[WORK TO BE COMPLETED] Separate out the lines that hold "sound".

— start of SUPPLIED MATERIAL —

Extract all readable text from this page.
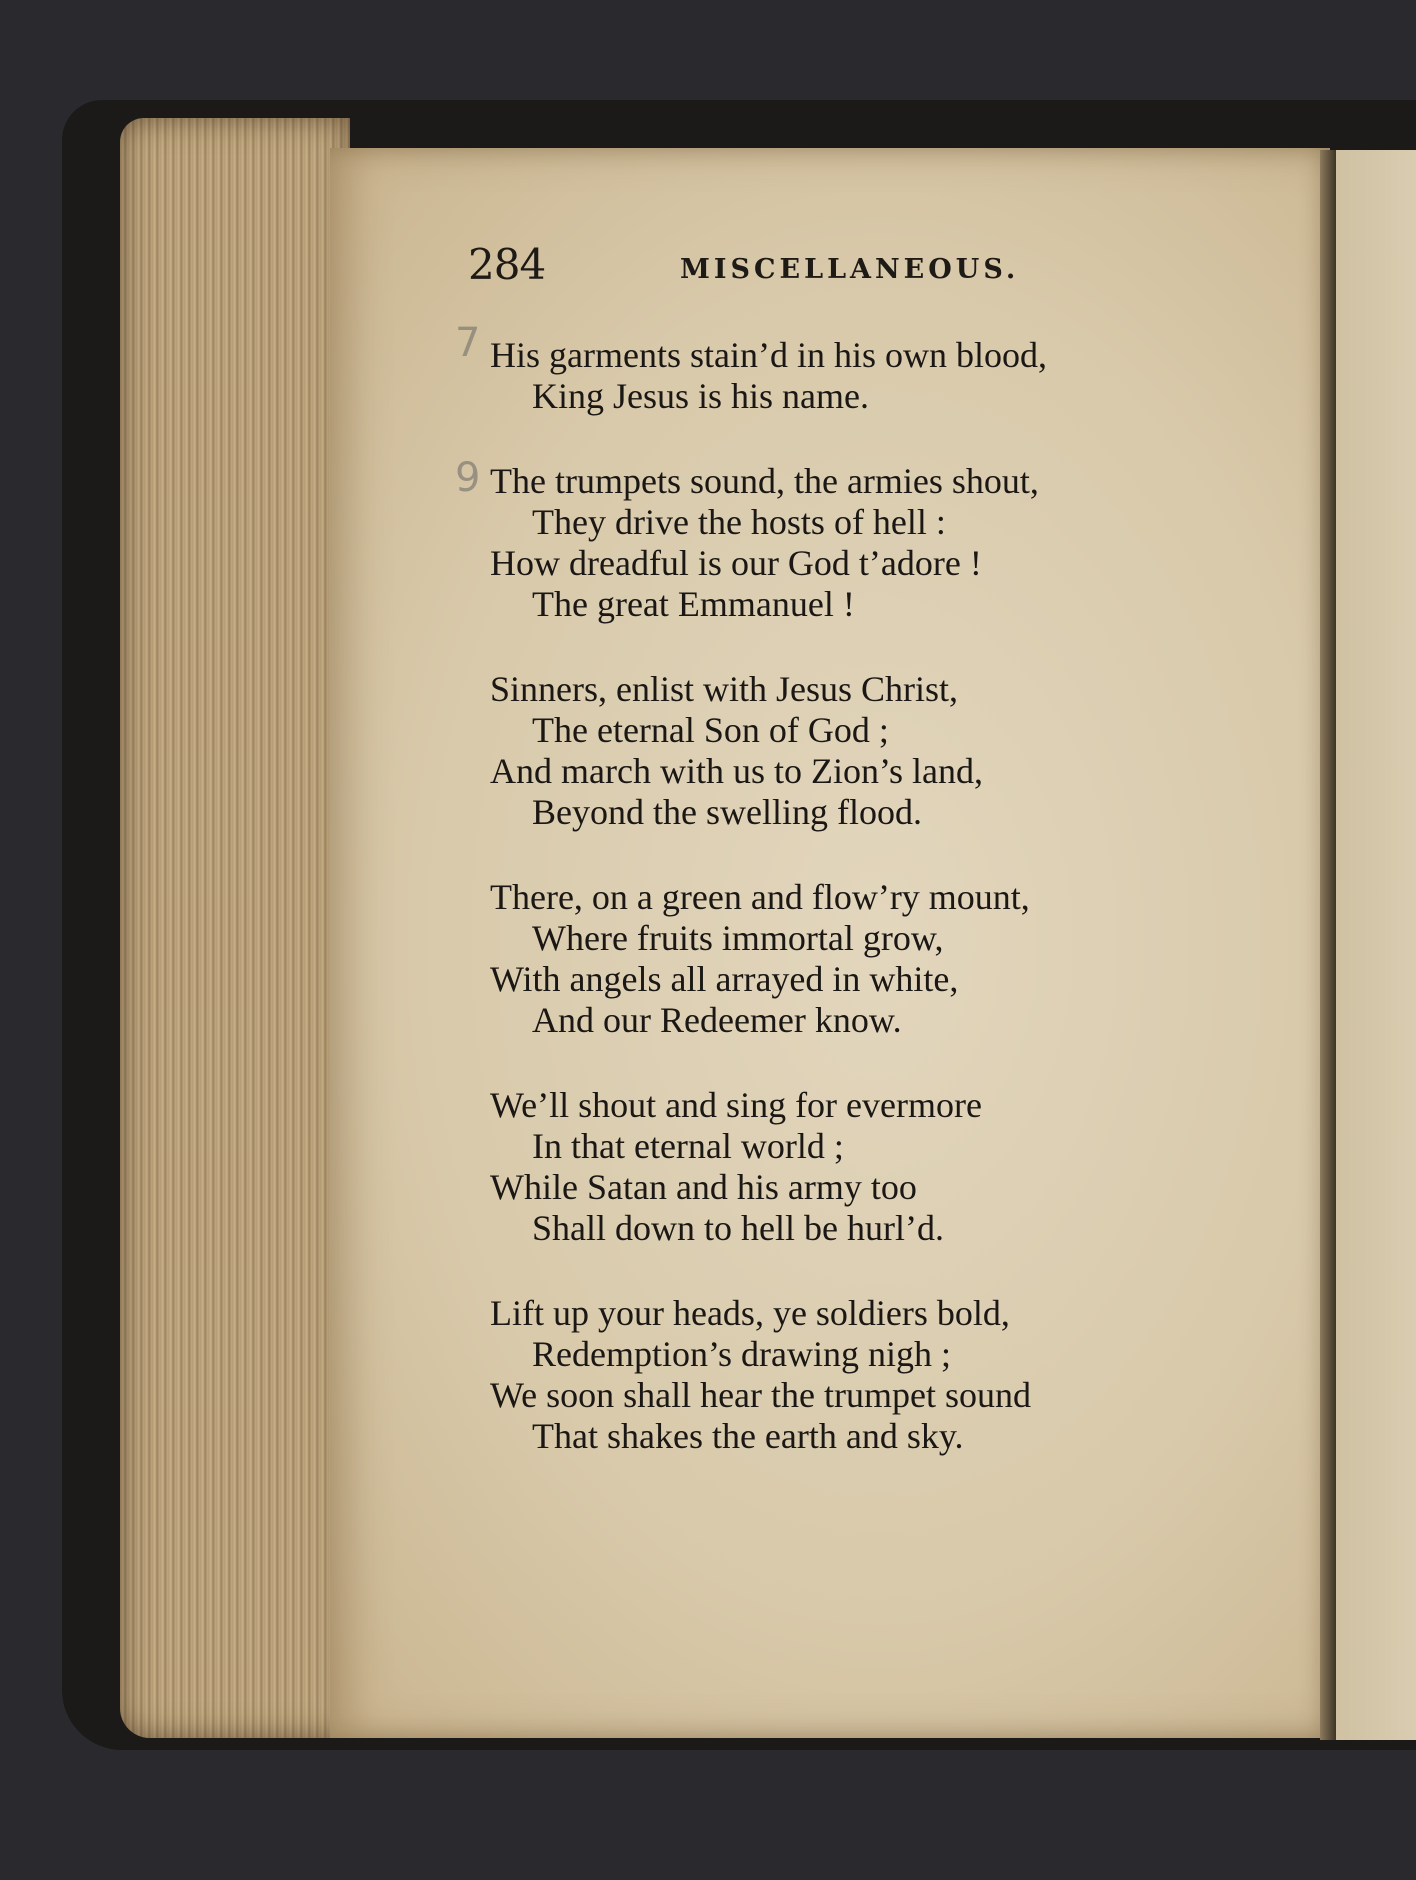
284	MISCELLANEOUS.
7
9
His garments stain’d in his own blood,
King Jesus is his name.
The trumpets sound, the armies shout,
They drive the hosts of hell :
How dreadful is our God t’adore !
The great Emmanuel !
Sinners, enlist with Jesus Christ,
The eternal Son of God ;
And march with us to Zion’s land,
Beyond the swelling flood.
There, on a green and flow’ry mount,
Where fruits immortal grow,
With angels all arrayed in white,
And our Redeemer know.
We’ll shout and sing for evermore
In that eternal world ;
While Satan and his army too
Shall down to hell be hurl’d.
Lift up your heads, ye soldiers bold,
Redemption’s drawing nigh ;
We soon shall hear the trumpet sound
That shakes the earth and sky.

— end of SUPPLIED MATERIAL —

[SOLVED EXERCISE]
The trumpets sound, the armies shout,
We soon shall hear the trumpet sound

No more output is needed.